** Start **
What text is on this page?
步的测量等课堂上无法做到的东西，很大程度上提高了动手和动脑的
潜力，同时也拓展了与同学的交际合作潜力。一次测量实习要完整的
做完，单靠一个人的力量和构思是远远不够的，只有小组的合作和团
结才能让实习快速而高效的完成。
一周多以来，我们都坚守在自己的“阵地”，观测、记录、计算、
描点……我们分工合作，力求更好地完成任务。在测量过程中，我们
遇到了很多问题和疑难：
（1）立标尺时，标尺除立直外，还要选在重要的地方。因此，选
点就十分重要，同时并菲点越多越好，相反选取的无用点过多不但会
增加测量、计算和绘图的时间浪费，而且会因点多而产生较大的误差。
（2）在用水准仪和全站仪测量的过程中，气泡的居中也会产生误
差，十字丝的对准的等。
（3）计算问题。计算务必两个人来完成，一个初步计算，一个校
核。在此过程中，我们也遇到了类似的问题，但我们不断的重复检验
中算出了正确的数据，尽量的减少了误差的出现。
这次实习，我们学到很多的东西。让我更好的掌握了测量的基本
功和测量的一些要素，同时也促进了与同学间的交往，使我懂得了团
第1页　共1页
** End **
TASK GOAL:
Nothing should be left out: return all of the records exactly.

WRITTEN RESPONSE:
What text is on this page?
步的测量等课堂上无法做到的东西，很大程度上提高了动手和动脑的
潜力，同时也拓展了与同学的交际合作潜力。一次测量实习要完整的
做完，单靠一个人的力量和构思是远远不够的，只有小组的合作和团
结才能让实习快速而高效的完成。
一周多以来，我们都坚守在自己的“阵地”，观测、记录、计算、
描点……我们分工合作，力求更好地完成任务。在测量过程中，我们
遇到了很多问题和疑难：
（1）立标尺时，标尺除立直外，还要选在重要的地方。因此，选
点就十分重要，同时并菲点越多越好，相反选取的无用点过多不但会
增加测量、计算和绘图的时间浪费，而且会因点多而产生较大的误差。
（2）在用水准仪和全站仪测量的过程中，气泡的居中也会产生误
差，十字丝的对准的等。
（3）计算问题。计算务必两个人来完成，一个初步计算，一个校
核。在此过程中，我们也遇到了类似的问题，但我们不断的重复检验
中算出了正确的数据，尽量的减少了误差的出现。
这次实习，我们学到很多的东西。让我更好的掌握了测量的基本
功和测量的一些要素，同时也促进了与同学间的交往，使我懂得了团
第1页　共1页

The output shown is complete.